> [REQUEST] Will you write out the data exactly, excluding every picture?

↓↓↓

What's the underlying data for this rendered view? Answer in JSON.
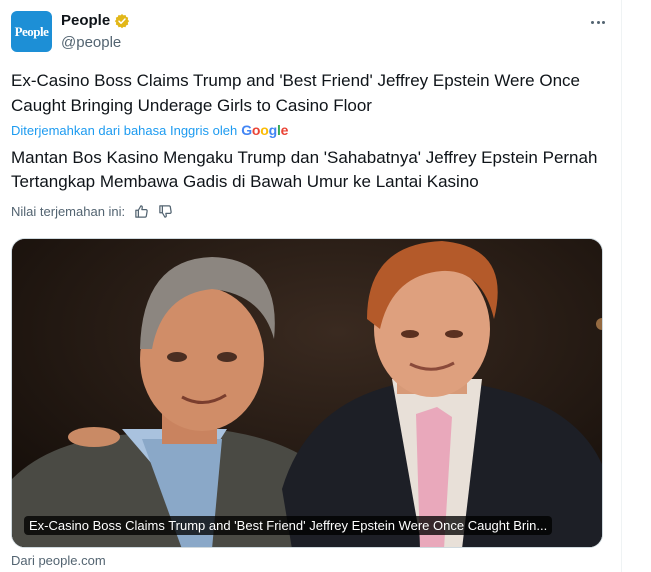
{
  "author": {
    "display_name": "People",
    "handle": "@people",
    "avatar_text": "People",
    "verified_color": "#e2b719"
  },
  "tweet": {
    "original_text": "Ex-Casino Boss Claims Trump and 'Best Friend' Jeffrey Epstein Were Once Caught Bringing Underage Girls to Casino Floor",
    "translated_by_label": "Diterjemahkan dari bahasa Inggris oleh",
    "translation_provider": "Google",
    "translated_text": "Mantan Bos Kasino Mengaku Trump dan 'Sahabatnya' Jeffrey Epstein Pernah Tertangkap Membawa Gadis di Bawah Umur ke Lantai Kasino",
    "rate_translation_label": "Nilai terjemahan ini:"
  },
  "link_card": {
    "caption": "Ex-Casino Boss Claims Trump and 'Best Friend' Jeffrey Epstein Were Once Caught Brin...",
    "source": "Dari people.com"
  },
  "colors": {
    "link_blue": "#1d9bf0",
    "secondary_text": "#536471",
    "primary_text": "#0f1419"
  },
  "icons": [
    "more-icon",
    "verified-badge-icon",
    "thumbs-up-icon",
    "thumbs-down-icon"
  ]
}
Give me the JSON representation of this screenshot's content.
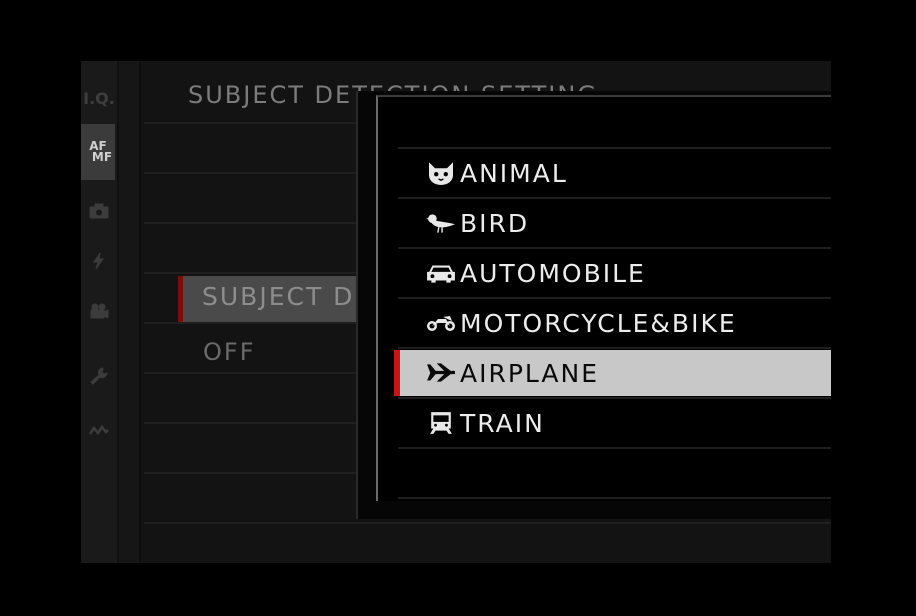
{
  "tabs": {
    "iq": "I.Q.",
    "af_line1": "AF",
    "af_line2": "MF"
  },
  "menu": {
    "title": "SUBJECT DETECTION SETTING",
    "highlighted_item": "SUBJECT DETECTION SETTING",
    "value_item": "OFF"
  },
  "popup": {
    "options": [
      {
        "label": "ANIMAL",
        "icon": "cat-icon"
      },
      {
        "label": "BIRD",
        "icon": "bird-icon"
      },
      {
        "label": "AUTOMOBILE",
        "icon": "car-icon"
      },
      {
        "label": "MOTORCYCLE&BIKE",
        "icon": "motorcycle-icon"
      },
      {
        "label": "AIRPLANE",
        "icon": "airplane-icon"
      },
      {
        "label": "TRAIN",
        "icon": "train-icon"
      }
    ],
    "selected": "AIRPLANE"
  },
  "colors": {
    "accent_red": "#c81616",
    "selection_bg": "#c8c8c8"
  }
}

↑↑↑

> [TASK RESULT]
What's the underlying data for this rendered view? Answer in JSON.
{
  "author": {
    "display_name": "People",
    "handle": "@people",
    "avatar_text": "People",
    "verified_color": "#e2b719"
  },
  "tweet": {
    "original_text": "Ex-Casino Boss Claims Trump and 'Best Friend' Jeffrey Epstein Were Once Caught Bringing Underage Girls to Casino Floor",
    "translated_by_label": "Diterjemahkan dari bahasa Inggris oleh",
    "translation_provider": "Google",
    "translated_text": "Mantan Bos Kasino Mengaku Trump dan 'Sahabatnya' Jeffrey Epstein Pernah Tertangkap Membawa Gadis di Bawah Umur ke Lantai Kasino",
    "rate_translation_label": "Nilai terjemahan ini:"
  },
  "link_card": {
    "caption": "Ex-Casino Boss Claims Trump and 'Best Friend' Jeffrey Epstein Were Once Caught Brin...",
    "source": "Dari people.com"
  },
  "colors": {
    "link_blue": "#1d9bf0",
    "secondary_text": "#536471",
    "primary_text": "#0f1419"
  },
  "icons": [
    "more-icon",
    "verified-badge-icon",
    "thumbs-up-icon",
    "thumbs-down-icon"
  ]
}
Give me the JSON representation of this screenshot's content.
{
  "tabs": {
    "iq": "I.Q.",
    "af_line1": "AF",
    "af_line2": "MF"
  },
  "menu": {
    "title": "SUBJECT DETECTION SETTING",
    "highlighted_item": "SUBJECT DETECTION SETTING",
    "value_item": "OFF"
  },
  "popup": {
    "options": [
      {
        "label": "ANIMAL",
        "icon": "cat-icon"
      },
      {
        "label": "BIRD",
        "icon": "bird-icon"
      },
      {
        "label": "AUTOMOBILE",
        "icon": "car-icon"
      },
      {
        "label": "MOTORCYCLE&BIKE",
        "icon": "motorcycle-icon"
      },
      {
        "label": "AIRPLANE",
        "icon": "airplane-icon"
      },
      {
        "label": "TRAIN",
        "icon": "train-icon"
      }
    ],
    "selected": "AIRPLANE"
  },
  "colors": {
    "accent_red": "#c81616",
    "selection_bg": "#c8c8c8"
  }
}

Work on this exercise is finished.